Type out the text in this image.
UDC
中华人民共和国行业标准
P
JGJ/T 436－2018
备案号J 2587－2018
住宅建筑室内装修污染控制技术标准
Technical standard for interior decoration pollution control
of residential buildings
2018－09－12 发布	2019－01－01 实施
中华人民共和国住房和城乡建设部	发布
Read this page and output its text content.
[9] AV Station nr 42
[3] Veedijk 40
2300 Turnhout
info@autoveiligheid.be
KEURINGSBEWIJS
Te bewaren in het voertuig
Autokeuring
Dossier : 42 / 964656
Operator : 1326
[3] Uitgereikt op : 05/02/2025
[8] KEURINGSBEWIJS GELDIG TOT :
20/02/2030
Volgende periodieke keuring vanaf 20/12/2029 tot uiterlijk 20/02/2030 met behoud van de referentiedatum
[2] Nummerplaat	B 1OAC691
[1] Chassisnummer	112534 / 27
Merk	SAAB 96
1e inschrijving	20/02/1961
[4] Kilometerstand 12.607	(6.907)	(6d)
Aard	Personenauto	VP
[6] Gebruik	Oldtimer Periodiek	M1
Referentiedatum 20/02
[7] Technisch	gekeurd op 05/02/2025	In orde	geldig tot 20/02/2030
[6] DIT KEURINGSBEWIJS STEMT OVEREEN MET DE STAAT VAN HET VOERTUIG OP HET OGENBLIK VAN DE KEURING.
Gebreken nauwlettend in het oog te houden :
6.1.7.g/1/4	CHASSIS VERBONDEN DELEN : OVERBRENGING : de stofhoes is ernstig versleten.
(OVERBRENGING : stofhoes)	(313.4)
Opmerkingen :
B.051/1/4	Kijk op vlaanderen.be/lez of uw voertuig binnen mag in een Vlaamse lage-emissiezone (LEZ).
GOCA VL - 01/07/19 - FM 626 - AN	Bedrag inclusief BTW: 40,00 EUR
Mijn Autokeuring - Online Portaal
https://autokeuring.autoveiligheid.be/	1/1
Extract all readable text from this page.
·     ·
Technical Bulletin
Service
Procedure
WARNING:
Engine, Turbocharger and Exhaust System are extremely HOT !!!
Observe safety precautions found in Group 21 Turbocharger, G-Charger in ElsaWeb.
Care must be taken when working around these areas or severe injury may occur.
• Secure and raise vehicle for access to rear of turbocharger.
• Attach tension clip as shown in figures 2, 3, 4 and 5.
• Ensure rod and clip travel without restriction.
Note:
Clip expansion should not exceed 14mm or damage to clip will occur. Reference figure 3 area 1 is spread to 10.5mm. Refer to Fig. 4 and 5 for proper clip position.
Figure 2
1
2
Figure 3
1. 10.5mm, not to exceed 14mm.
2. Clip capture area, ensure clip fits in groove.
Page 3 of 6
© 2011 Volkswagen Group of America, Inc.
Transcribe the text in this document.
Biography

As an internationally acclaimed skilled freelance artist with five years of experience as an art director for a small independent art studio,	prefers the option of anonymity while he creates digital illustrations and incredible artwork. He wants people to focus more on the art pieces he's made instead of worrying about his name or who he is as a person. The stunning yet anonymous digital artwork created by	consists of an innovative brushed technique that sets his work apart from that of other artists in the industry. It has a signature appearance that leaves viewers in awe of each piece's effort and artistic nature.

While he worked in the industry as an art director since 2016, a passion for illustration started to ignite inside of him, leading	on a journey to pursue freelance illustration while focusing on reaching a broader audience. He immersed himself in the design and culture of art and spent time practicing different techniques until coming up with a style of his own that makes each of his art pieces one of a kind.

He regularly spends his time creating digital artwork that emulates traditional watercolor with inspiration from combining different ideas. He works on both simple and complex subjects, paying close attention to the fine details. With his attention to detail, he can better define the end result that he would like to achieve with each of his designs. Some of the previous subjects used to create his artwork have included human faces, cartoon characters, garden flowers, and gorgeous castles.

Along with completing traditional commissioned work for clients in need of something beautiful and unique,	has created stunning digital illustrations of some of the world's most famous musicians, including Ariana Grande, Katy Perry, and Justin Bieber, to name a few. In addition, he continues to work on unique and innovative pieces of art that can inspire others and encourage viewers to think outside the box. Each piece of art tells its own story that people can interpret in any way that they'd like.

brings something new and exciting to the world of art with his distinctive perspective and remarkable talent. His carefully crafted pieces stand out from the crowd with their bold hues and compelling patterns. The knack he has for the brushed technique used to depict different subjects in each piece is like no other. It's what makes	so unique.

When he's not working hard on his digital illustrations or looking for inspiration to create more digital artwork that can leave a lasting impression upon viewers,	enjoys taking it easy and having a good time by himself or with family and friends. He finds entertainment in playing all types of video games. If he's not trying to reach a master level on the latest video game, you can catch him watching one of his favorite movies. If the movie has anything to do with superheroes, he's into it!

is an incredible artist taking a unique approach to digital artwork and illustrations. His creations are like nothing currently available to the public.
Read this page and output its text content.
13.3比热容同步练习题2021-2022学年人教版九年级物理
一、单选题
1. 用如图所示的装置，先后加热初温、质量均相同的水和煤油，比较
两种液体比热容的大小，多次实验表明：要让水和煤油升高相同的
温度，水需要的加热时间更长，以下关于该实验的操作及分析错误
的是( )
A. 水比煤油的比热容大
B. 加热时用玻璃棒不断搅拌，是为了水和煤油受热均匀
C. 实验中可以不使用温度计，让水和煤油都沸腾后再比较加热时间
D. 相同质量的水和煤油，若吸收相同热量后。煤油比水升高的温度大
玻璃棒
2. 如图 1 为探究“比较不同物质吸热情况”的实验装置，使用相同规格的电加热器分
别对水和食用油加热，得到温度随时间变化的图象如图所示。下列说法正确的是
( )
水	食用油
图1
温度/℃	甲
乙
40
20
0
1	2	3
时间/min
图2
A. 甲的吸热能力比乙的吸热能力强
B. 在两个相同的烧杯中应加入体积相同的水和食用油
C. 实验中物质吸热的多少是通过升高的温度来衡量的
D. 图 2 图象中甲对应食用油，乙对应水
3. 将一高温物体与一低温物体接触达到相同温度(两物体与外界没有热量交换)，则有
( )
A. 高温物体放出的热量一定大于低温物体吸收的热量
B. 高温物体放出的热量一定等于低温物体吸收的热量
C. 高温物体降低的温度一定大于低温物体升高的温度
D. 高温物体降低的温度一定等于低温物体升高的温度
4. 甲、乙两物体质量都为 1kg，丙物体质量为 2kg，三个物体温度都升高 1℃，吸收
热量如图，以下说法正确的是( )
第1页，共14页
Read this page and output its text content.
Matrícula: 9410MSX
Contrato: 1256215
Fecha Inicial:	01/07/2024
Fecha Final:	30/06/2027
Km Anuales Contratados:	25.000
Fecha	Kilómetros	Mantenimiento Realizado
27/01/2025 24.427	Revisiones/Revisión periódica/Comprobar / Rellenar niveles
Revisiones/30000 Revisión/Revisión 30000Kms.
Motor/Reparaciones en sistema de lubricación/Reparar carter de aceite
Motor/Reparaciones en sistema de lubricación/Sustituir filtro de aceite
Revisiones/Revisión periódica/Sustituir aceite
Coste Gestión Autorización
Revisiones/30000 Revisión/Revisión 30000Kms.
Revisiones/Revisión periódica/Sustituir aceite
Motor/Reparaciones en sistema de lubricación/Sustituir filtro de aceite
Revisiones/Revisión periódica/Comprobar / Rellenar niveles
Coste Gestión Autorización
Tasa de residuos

━━━━━━━━━━━━━━━━━━━━━━━━━━━━━━

Instructions for the task:
Return every line exactly.

Solved problem:
Type out the text in this image.
UDC
中华人民共和国行业标准
P
JGJ/T 436－2018
备案号J 2587－2018
住宅建筑室内装修污染控制技术标准
Technical standard for interior decoration pollution control
of residential buildings
2018－09－12 发布	2019－01－01 实施
中华人民共和国住房和城乡建设部	发布
Read this page and output its text content.
[9] AV Station nr 42
[3] Veedijk 40
2300 Turnhout
info@autoveiligheid.be
KEURINGSBEWIJS
Te bewaren in het voertuig
Autokeuring
Dossier : 42 / 964656
Operator : 1326
[3] Uitgereikt op : 05/02/2025
[8] KEURINGSBEWIJS GELDIG TOT :
20/02/2030
Volgende periodieke keuring vanaf 20/12/2029 tot uiterlijk 20/02/2030 met behoud van de referentiedatum
[2] Nummerplaat	B 1OAC691
[1] Chassisnummer	112534 / 27
Merk	SAAB 96
1e inschrijving	20/02/1961
[4] Kilometerstand 12.607	(6.907)	(6d)
Aard	Personenauto	VP
[6] Gebruik	Oldtimer Periodiek	M1
Referentiedatum 20/02
[7] Technisch	gekeurd op 05/02/2025	In orde	geldig tot 20/02/2030
[6] DIT KEURINGSBEWIJS STEMT OVEREEN MET DE STAAT VAN HET VOERTUIG OP HET OGENBLIK VAN DE KEURING.
Gebreken nauwlettend in het oog te houden :
6.1.7.g/1/4	CHASSIS VERBONDEN DELEN : OVERBRENGING : de stofhoes is ernstig versleten.
(OVERBRENGING : stofhoes)	(313.4)
Opmerkingen :
B.051/1/4	Kijk op vlaanderen.be/lez of uw voertuig binnen mag in een Vlaamse lage-emissiezone (LEZ).
GOCA VL - 01/07/19 - FM 626 - AN	Bedrag inclusief BTW: 40,00 EUR
Mijn Autokeuring - Online Portaal
https://autokeuring.autoveiligheid.be/	1/1
Extract all readable text from this page.
·     ·
Technical Bulletin
Service
Procedure
WARNING:
Engine, Turbocharger and Exhaust System are extremely HOT !!!
Observe safety precautions found in Group 21 Turbocharger, G-Charger in ElsaWeb.
Care must be taken when working around these areas or severe injury may occur.
• Secure and raise vehicle for access to rear of turbocharger.
• Attach tension clip as shown in figures 2, 3, 4 and 5.
• Ensure rod and clip travel without restriction.
Note:
Clip expansion should not exceed 14mm or damage to clip will occur. Reference figure 3 area 1 is spread to 10.5mm. Refer to Fig. 4 and 5 for proper clip position.
Figure 2
1
2
Figure 3
1. 10.5mm, not to exceed 14mm.
2. Clip capture area, ensure clip fits in groove.
Page 3 of 6
© 2011 Volkswagen Group of America, Inc.
Transcribe the text in this document.
Biography

As an internationally acclaimed skilled freelance artist with five years of experience as an art director for a small independent art studio,	prefers the option of anonymity while he creates digital illustrations and incredible artwork. He wants people to focus more on the art pieces he's made instead of worrying about his name or who he is as a person. The stunning yet anonymous digital artwork created by	consists of an innovative brushed technique that sets his work apart from that of other artists in the industry. It has a signature appearance that leaves viewers in awe of each piece's effort and artistic nature.

While he worked in the industry as an art director since 2016, a passion for illustration started to ignite inside of him, leading	on a journey to pursue freelance illustration while focusing on reaching a broader audience. He immersed himself in the design and culture of art and spent time practicing different techniques until coming up with a style of his own that makes each of his art pieces one of a kind.

He regularly spends his time creating digital artwork that emulates traditional watercolor with inspiration from combining different ideas. He works on both simple and complex subjects, paying close attention to the fine details. With his attention to detail, he can better define the end result that he would like to achieve with each of his designs. Some of the previous subjects used to create his artwork have included human faces, cartoon characters, garden flowers, and gorgeous castles.

Along with completing traditional commissioned work for clients in need of something beautiful and unique,	has created stunning digital illustrations of some of the world's most famous musicians, including Ariana Grande, Katy Perry, and Justin Bieber, to name a few. In addition, he continues to work on unique and innovative pieces of art that can inspire others and encourage viewers to think outside the box. Each piece of art tells its own story that people can interpret in any way that they'd like.

brings something new and exciting to the world of art with his distinctive perspective and remarkable talent. His carefully crafted pieces stand out from the crowd with their bold hues and compelling patterns. The knack he has for the brushed technique used to depict different subjects in each piece is like no other. It's what makes	so unique.

When he's not working hard on his digital illustrations or looking for inspiration to create more digital artwork that can leave a lasting impression upon viewers,	enjoys taking it easy and having a good time by himself or with family and friends. He finds entertainment in playing all types of video games. If he's not trying to reach a master level on the latest video game, you can catch him watching one of his favorite movies. If the movie has anything to do with superheroes, he's into it!

is an incredible artist taking a unique approach to digital artwork and illustrations. His creations are like nothing currently available to the public.
Read this page and output its text content.
13.3比热容同步练习题2021-2022学年人教版九年级物理
一、单选题
1. 用如图所示的装置，先后加热初温、质量均相同的水和煤油，比较
两种液体比热容的大小，多次实验表明：要让水和煤油升高相同的
温度，水需要的加热时间更长，以下关于该实验的操作及分析错误
的是( )
A. 水比煤油的比热容大
B. 加热时用玻璃棒不断搅拌，是为了水和煤油受热均匀
C. 实验中可以不使用温度计，让水和煤油都沸腾后再比较加热时间
D. 相同质量的水和煤油，若吸收相同热量后。煤油比水升高的温度大
玻璃棒
2. 如图 1 为探究“比较不同物质吸热情况”的实验装置，使用相同规格的电加热器分
别对水和食用油加热，得到温度随时间变化的图象如图所示。下列说法正确的是
( )
水	食用油
图1
温度/℃	甲
乙
40
20
0
1	2	3
时间/min
图2
A. 甲的吸热能力比乙的吸热能力强
B. 在两个相同的烧杯中应加入体积相同的水和食用油
C. 实验中物质吸热的多少是通过升高的温度来衡量的
D. 图 2 图象中甲对应食用油，乙对应水
3. 将一高温物体与一低温物体接触达到相同温度(两物体与外界没有热量交换)，则有
( )
A. 高温物体放出的热量一定大于低温物体吸收的热量
B. 高温物体放出的热量一定等于低温物体吸收的热量
C. 高温物体降低的温度一定大于低温物体升高的温度
D. 高温物体降低的温度一定等于低温物体升高的温度
4. 甲、乙两物体质量都为 1kg，丙物体质量为 2kg，三个物体温度都升高 1℃，吸收
热量如图，以下说法正确的是( )
第1页，共14页
Read this page and output its text content.
Matrícula: 9410MSX
Contrato: 1256215
Fecha Inicial:	01/07/2024
Fecha Final:	30/06/2027
Km Anuales Contratados:	25.000
Fecha	Kilómetros	Mantenimiento Realizado
27/01/2025 24.427	Revisiones/Revisión periódica/Comprobar / Rellenar niveles
Revisiones/30000 Revisión/Revisión 30000Kms.
Motor/Reparaciones en sistema de lubricación/Reparar carter de aceite
Motor/Reparaciones en sistema de lubricación/Sustituir filtro de aceite
Revisiones/Revisión periódica/Sustituir aceite
Coste Gestión Autorización
Revisiones/30000 Revisión/Revisión 30000Kms.
Revisiones/Revisión periódica/Sustituir aceite
Motor/Reparaciones en sistema de lubricación/Sustituir filtro de aceite
Revisiones/Revisión periódica/Comprobar / Rellenar niveles
Coste Gestión Autorización
Tasa de residuos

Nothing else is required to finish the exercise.